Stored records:
- - -
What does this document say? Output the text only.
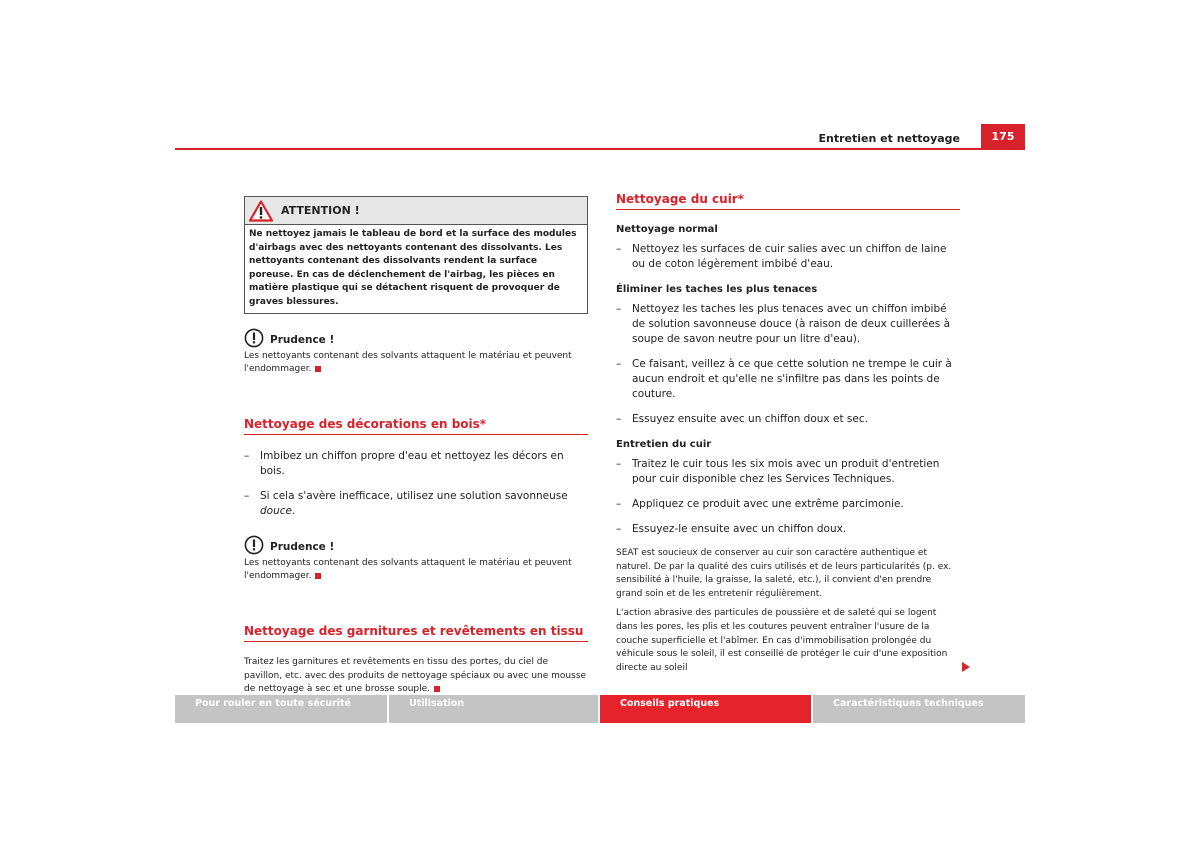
Entretien et nettoyage	175
ATTENTION !
Ne nettoyez jamais le tableau de bord et la surface des modules d'airbags avec des nettoyants contenant des dissolvants. Les nettoyants contenant des dissolvants rendent la surface poreuse. En cas de déclenchement de l'airbag, les pièces en matière plastique qui se détachent risquent de provoquer de graves blessures.
Prudence !
Les nettoyants contenant des solvants attaquent le matériau et peuvent l'endommager.
Nettoyage des décorations en bois*
– Imbibez un chiffon propre d'eau et nettoyez les décors en bois.
– Si cela s'avère inefficace, utilisez une solution savonneuse douce.
Prudence !
Les nettoyants contenant des solvants attaquent le matériau et peuvent l'endommager.
Nettoyage des garnitures et revêtements en tissu
Traitez les garnitures et revêtements en tissu des portes, du ciel de pavillon, etc. avec des produits de nettoyage spéciaux ou avec une mousse de nettoyage à sec et une brosse souple.
Nettoyage du cuir*
Nettoyage normal
– Nettoyez les surfaces de cuir salies avec un chiffon de laine ou de coton légèrement imbibé d'eau.
Éliminer les taches les plus tenaces
– Nettoyez les taches les plus tenaces avec un chiffon imbibé de solution savonneuse douce (à raison de deux cuillerées à soupe de savon neutre pour un litre d'eau).
– Ce faisant, veillez à ce que cette solution ne trempe le cuir à aucun endroit et qu'elle ne s'infiltre pas dans les points de couture.
– Essuyez ensuite avec un chiffon doux et sec.
Entretien du cuir
– Traitez le cuir tous les six mois avec un produit d'entretien pour cuir disponible chez les Services Techniques.
– Appliquez ce produit avec une extrême parcimonie.
– Essuyez-le ensuite avec un chiffon doux.
SEAT est soucieux de conserver au cuir son caractère authentique et naturel. De par la qualité des cuirs utilisés et de leurs particularités (p. ex. sensibilité à l'huile, la graisse, la saleté, etc.), il convient d'en prendre grand soin et de les entretenir régulièrement.
L'action abrasive des particules de poussière et de saleté qui se logent dans les pores, les plis et les coutures peuvent entraîner l'usure de la couche superficielle et l'abîmer. En cas d'immobilisation prolongée du véhicule sous le soleil, il est conseillé de protéger le cuir d'une exposition directe au soleil
Pour rouler en toute sécurité	Utilisation	Conseils pratiques	Caractéristiques techniques
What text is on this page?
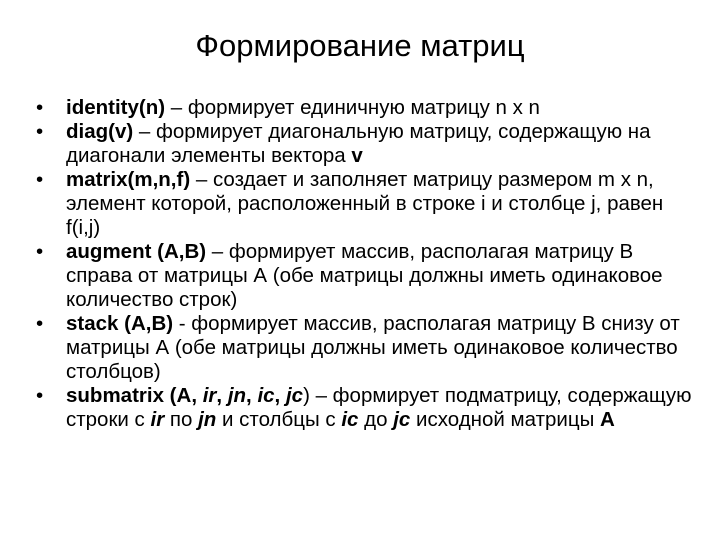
Формирование матриц
•	identity(n) – формирует единичную матрицу n x n
•	diag(v) – формирует диагональную матрицу, содержащую на диагонали элементы вектора v
•	matrix(m,n,f) – создает и заполняет матрицу размером m x n, элемент которой, расположенный в строке i и столбце j, равен f(i,j)
•	augment (A,B) – формирует массив, располагая матрицу В справа от матрицы А (обе матрицы должны иметь одинаковое количество строк)
•	stack (A,B) - формирует массив, располагая матрицу В снизу от матрицы А (обе матрицы должны иметь одинаковое количество столбцов)
•	submatrix (A, ir, jn, ic, jc) – формирует подматрицу, содержащую строки с ir по jn и столбцы с ic до jc исходной матрицы А
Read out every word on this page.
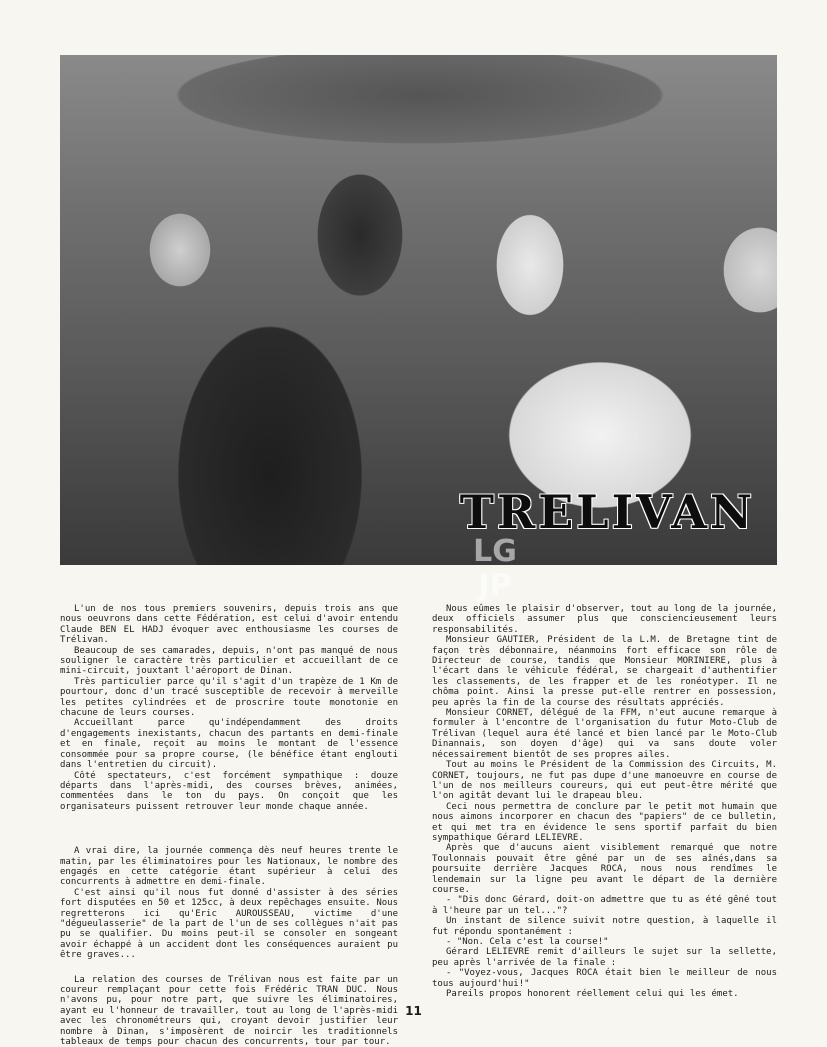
LG JP
TRELIVAN

L'un de nos tous premiers souvenirs, depuis trois ans que nous oeuvrons dans cette Fédération, est celui d'avoir entendu Claude BEN EL HADJ évoquer avec enthousiasme les courses de Trélivan.

Beaucoup de ses camarades, depuis, n'ont pas manqué de nous souligner le caractère très particulier et accueillant de ce mini-circuit, jouxtant l'aéroport de Dinan.

Très particulier parce qu'il s'agit d'un trapèze de 1 Km de pourtour, donc d'un tracé susceptible de recevoir à merveille les petites cylindrées et de proscrire toute monotonie en chacune de leurs courses.

Accueillant parce qu'indépendamment des droits d'engagements inexistants, chacun des partants en demi-finale et en finale, reçoit au moins le montant de l'essence consommée pour sa propre course, (le bénéfice étant englouti dans l'entretien du circuit).

Côté spectateurs, c'est forcément sympathique : douze départs dans l'après-midi, des courses brèves, animées, commentées dans le ton du pays. On conçoit que les organisateurs puissent retrouver leur monde chaque année.

A vrai dire, la journée commença dès neuf heures trente le matin, par les éliminatoires pour les Nationaux, le nombre des engagés en cette catégorie étant supérieur à celui des concurrents à admettre en demi-finale.

C'est ainsi qu'il nous fut donné d'assister à des séries fort disputées en 50 et 125cc, à deux repêchages ensuite. Nous regretterons ici qu'Eric AUROUSSEAU, victime d'une "dégueulasserie" de la part de l'un de ses collègues n'ait pas pu se qualifier. Du moins peut-il se consoler en songeant avoir échappé à un accident dont les conséquences auraient pu être graves...

La relation des courses de Trélivan nous est faite par un coureur remplaçant pour cette fois Frédéric TRAN DUC. Nous n'avons pu, pour notre part, que suivre les éliminatoires, ayant eu l'honneur de travailler, tout au long de l'après-midi avec les chronométreurs qui, croyant devoir justifier leur nombre à Dinan, s'imposèrent de noircir les traditionnels tableaux de temps pour chacun des concurrents, tour par tour.

Nous eûmes le plaisir d'observer, tout au long de la journée, deux officiels assumer plus que consciencieusement leurs responsabilités.

Monsieur GAUTIER, Président de la L.M. de Bretagne tint de façon très débonnaire, néanmoins fort efficace son rôle de Directeur de course, tandis que Monsieur MORINIERE, plus à l'écart dans le véhicule fédéral, se chargeait d'authentifier les classements, de les frapper et de les ronéotyper. Il ne chôma point. Ainsi la presse put-elle rentrer en possession, peu après la fin de la course des résultats appréciés.

Monsieur CORNET, délégué de la FFM, n'eut aucune remarque à formuler à l'encontre de l'organisation du futur Moto-Club de Trélivan (lequel aura été lancé et bien lancé par le Moto-Club Dinannais, son doyen d'âge) qui va sans doute voler nécessairement bientôt de ses propres ailes.

Tout au moins le Président de la Commission des Circuits, M. CORNET, toujours, ne fut pas dupe d'une manoeuvre en course de l'un de nos meilleurs coureurs, qui eut peut-être mérité que l'on agitât devant lui le drapeau bleu.

Ceci nous permettra de conclure par le petit mot humain que nous aimons incorporer en chacun des "papiers" de ce bulletin, et qui met tra en évidence le sens sportif parfait du bien sympathique Gérard LELIEVRE.

Après que d'aucuns aient visiblement remarqué que notre Toulonnais pouvait être gêné par un de ses aînés,dans sa poursuite derrière Jacques ROCA, nous nous rendîmes le lendemain sur la ligne peu avant le départ de la dernière course.

- "Dis donc Gérard, doit-on admettre que tu as été gêné tout à l'heure par un tel..."?

Un instant de silence suivit notre question, à laquelle il fut répondu spontanément :

- "Non. Cela c'est la course!"

Gérard LELIEVRE remit d'ailleurs le sujet sur la sellette, peu après l'arrivée de la finale :

- "Voyez-vous, Jacques ROCA était bien le meilleur de nous tous aujourd'hui!"

Pareils propos honorent réellement celui qui les émet.

11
- - -
What you are asked to do: From the records above, work out how many lines contain the string "doux". Give only the number.

Exercise result: 2